Goal = Lay out everything from the start of the records below down to and including the line containing "x-tick-label: 23.6: [705, 376, 725, 386]" as a Markdown table with two columns, Row and Line. Put each line's row number under Row and the line itself under Line, and skip blank lines.
+++++
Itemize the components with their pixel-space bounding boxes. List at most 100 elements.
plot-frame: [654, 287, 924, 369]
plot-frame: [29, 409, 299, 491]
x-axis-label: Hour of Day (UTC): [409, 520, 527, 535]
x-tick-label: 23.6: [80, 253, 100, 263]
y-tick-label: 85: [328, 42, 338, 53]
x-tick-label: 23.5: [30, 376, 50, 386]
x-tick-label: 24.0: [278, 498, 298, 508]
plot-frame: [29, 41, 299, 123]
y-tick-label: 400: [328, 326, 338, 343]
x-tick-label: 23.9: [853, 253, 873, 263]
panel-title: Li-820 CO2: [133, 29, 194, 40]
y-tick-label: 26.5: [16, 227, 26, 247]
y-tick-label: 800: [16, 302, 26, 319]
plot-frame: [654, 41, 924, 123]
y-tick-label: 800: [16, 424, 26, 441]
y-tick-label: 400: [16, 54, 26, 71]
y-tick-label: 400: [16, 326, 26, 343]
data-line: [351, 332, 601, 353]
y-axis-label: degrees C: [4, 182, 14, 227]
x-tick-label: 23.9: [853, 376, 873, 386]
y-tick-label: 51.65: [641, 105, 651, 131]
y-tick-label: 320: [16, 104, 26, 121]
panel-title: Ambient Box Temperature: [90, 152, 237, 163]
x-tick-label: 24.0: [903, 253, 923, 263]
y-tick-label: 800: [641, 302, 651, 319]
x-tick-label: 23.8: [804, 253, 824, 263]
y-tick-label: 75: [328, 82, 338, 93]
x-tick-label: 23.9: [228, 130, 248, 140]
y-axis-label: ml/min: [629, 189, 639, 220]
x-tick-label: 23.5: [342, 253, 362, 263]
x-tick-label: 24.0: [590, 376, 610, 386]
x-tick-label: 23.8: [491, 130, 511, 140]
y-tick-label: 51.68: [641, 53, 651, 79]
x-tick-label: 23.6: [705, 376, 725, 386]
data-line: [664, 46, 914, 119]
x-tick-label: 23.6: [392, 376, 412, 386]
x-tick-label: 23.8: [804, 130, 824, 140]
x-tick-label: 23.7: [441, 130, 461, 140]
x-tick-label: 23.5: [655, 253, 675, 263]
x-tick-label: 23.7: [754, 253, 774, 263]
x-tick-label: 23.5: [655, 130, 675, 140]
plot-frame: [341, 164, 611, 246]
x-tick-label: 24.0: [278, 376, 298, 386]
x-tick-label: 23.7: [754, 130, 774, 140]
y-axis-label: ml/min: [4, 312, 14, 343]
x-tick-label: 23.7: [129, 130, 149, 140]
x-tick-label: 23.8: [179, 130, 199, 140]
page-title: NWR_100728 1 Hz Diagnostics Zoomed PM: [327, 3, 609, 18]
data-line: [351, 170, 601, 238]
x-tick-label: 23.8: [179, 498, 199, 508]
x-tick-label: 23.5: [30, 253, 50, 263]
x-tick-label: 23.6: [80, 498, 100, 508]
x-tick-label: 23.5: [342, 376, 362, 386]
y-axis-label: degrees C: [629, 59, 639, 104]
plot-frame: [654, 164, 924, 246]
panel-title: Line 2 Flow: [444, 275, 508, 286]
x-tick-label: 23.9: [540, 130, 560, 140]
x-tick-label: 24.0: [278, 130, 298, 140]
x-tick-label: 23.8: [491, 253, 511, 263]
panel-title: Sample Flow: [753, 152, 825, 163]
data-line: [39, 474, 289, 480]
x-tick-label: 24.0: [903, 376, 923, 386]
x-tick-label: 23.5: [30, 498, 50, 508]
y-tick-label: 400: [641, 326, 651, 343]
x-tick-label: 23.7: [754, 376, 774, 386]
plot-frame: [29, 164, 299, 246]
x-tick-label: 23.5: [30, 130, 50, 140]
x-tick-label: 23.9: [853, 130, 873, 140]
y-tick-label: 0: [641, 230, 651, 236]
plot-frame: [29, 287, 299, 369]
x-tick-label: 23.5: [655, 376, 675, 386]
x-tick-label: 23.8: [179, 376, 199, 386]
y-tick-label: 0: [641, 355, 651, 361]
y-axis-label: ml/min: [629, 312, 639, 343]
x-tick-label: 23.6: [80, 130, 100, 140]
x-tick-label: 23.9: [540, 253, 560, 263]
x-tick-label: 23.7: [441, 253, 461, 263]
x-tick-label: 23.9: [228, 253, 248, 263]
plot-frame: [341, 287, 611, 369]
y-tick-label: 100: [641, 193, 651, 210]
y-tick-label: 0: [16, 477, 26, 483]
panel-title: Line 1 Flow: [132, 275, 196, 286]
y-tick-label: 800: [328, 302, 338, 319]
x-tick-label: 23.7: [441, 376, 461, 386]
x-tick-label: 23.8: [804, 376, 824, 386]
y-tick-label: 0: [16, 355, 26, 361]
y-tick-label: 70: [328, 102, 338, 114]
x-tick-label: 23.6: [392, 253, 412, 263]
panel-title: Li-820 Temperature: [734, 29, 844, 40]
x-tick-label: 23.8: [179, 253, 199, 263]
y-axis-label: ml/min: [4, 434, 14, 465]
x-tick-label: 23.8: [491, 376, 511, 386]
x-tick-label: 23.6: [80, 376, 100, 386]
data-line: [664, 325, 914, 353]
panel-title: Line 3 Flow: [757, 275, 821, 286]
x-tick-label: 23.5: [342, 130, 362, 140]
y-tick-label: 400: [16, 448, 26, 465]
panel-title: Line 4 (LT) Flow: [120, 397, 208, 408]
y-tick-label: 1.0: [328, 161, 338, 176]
+++++
Solution to this exercise =
| Row | Line |
|---|---|
| 1 | Itemize the components with their pixel-space bounding boxes. List at most 100 elements. |
| 2 | plot-frame: [654, 287, 924, 369] |
| 3 | plot-frame: [29, 409, 299, 491] |
| 4 | x-axis-label: Hour of Day (UTC): [409, 520, 527, 535] |
| 5 | x-tick-label: 23.6: [80, 253, 100, 263] |
| 6 | y-tick-label: 85: [328, 42, 338, 53] |
| 7 | x-tick-label: 23.5: [30, 376, 50, 386] |
| 8 | x-tick-label: 24.0: [278, 498, 298, 508] |
| 9 | plot-frame: [29, 41, 299, 123] |
| 10 | y-tick-label: 400: [328, 326, 338, 343] |
| 11 | x-tick-label: 23.9: [853, 253, 873, 263] |
| 12 | panel-title: Li-820 CO2: [133, 29, 194, 40] |
| 13 | y-tick-label: 26.5: [16, 227, 26, 247] |
| 14 | y-tick-label: 800: [16, 302, 26, 319] |
| 15 | plot-frame: [654, 41, 924, 123] |
| 16 | y-tick-label: 800: [16, 424, 26, 441] |
| 17 | y-tick-label: 400: [16, 54, 26, 71] |
| 18 | y-tick-label: 400: [16, 326, 26, 343] |
| 19 | data-line: [351, 332, 601, 353] |
| 20 | y-axis-label: degrees C: [4, 182, 14, 227] |
| 21 | x-tick-label: 23.9: [853, 376, 873, 386] |
| 22 | y-tick-label: 51.65: [641, 105, 651, 131] |
| 23 | y-tick-label: 320: [16, 104, 26, 121] |
| 24 | panel-title: Ambient Box Temperature: [90, 152, 237, 163] |
| 25 | x-tick-label: 24.0: [903, 253, 923, 263] |
| 26 | y-tick-label: 800: [641, 302, 651, 319] |
| 27 | x-tick-label: 23.8: [804, 253, 824, 263] |
| 28 | y-tick-label: 75: [328, 82, 338, 93] |
| 29 | x-tick-label: 23.9: [228, 130, 248, 140] |
| 30 | y-axis-label: ml/min: [629, 189, 639, 220] |
| 31 | x-tick-label: 23.5: [342, 253, 362, 263] |
| 32 | x-tick-label: 24.0: [590, 376, 610, 386] |
| 33 | x-tick-label: 23.8: [491, 130, 511, 140] |
| 34 | y-tick-label: 51.68: [641, 53, 651, 79] |
| 35 | x-tick-label: 23.6: [705, 376, 725, 386] |